Out of the lines in this data, how many include "structured"? Give the number and nothing else.

**RAW DATA:**
------
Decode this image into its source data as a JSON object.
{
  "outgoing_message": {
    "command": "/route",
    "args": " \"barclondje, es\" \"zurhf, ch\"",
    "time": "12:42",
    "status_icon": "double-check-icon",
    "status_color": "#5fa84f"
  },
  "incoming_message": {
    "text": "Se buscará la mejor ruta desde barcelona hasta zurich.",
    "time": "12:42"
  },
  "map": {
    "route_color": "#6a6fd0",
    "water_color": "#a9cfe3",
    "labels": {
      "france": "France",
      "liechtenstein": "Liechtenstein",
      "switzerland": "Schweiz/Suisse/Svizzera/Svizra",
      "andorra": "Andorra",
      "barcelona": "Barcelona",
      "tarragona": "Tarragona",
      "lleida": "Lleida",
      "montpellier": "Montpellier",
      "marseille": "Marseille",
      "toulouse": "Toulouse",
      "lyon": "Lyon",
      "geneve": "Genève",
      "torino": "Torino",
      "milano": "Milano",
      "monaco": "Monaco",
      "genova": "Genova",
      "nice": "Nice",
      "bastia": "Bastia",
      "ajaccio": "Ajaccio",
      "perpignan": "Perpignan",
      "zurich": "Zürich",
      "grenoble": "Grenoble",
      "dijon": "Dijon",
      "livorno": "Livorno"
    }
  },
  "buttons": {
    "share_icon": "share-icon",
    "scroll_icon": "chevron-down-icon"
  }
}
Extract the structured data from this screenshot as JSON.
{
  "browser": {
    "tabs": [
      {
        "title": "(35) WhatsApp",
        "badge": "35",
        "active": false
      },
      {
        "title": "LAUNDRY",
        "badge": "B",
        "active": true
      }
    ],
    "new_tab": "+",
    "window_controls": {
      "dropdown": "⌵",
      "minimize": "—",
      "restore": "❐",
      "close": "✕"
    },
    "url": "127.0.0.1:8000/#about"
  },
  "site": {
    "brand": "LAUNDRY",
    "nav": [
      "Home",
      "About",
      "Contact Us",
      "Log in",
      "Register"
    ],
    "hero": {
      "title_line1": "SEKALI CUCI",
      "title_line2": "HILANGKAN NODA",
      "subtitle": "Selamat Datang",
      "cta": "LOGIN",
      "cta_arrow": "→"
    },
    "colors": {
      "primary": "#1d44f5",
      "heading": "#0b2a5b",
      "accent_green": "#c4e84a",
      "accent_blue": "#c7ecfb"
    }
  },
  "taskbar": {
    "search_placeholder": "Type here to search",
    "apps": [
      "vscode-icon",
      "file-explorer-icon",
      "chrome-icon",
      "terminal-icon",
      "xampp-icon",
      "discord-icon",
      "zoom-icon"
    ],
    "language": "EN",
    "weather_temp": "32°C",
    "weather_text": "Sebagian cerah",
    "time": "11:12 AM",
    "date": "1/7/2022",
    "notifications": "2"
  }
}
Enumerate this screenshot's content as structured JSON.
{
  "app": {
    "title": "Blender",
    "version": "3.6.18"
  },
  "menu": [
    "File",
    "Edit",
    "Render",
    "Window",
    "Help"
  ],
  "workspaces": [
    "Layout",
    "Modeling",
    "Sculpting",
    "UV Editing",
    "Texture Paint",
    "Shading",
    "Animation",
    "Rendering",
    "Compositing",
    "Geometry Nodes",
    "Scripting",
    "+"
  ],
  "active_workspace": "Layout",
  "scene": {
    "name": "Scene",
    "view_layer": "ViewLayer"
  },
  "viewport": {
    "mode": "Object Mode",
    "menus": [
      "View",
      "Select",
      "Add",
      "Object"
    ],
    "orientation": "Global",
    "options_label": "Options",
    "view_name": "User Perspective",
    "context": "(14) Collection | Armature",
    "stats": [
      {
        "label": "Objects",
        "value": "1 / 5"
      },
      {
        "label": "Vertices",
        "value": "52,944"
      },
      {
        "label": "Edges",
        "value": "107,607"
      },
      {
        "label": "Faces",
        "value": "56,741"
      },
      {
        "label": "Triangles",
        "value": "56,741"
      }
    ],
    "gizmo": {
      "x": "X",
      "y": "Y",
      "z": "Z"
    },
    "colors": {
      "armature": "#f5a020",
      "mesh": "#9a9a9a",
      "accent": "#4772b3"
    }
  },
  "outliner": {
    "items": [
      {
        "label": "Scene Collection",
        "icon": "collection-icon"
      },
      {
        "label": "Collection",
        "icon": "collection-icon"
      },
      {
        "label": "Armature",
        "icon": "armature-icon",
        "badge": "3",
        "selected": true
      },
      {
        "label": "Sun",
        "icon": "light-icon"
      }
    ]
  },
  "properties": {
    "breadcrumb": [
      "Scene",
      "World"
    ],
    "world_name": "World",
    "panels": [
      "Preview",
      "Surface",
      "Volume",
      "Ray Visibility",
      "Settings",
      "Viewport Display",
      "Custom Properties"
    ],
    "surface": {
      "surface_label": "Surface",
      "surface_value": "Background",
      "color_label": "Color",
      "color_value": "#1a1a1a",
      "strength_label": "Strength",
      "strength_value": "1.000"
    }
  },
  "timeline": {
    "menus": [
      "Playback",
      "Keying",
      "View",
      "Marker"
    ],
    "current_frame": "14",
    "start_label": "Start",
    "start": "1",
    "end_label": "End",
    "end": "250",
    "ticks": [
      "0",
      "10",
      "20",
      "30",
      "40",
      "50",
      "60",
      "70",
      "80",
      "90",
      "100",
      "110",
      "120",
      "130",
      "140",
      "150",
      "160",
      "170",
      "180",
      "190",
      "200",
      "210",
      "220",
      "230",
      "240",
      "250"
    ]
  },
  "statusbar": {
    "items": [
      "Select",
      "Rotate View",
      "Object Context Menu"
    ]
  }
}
------
**WORKED ANSWER:** 2